====== Information given

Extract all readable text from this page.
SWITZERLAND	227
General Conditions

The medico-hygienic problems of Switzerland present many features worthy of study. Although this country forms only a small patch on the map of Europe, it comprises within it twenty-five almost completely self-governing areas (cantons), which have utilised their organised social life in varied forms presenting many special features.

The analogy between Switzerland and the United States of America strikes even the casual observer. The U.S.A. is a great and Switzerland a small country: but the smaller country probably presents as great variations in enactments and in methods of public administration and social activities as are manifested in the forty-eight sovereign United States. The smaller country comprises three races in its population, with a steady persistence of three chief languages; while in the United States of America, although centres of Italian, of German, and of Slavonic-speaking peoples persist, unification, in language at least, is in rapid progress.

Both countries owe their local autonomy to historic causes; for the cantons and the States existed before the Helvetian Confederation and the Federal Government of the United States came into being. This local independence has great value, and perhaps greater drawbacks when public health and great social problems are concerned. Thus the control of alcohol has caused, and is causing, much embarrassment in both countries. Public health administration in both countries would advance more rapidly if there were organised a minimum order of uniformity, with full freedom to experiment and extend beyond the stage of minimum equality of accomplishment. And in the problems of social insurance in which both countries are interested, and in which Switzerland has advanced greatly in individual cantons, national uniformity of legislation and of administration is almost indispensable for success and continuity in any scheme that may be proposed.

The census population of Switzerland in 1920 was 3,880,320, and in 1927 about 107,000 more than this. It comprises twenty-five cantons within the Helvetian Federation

============
====== Information given

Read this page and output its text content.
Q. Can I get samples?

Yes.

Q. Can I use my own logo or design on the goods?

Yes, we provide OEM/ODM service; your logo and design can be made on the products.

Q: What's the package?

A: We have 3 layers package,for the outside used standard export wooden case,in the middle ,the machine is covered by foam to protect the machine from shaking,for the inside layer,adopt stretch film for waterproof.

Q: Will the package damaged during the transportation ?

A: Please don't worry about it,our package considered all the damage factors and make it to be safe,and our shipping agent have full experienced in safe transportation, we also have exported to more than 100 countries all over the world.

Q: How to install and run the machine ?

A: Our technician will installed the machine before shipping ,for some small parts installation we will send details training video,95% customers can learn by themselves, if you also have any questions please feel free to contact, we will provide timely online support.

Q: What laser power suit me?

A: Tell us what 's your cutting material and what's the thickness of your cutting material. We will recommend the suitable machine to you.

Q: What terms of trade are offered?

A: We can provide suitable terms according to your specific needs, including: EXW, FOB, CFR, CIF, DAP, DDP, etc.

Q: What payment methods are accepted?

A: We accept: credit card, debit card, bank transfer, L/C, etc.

============

Problem to work on: Collect the complete line wherever the string "text" appears in the records.

Answer to the problem:
Extract all readable text from this page.
Read this page and output its text content.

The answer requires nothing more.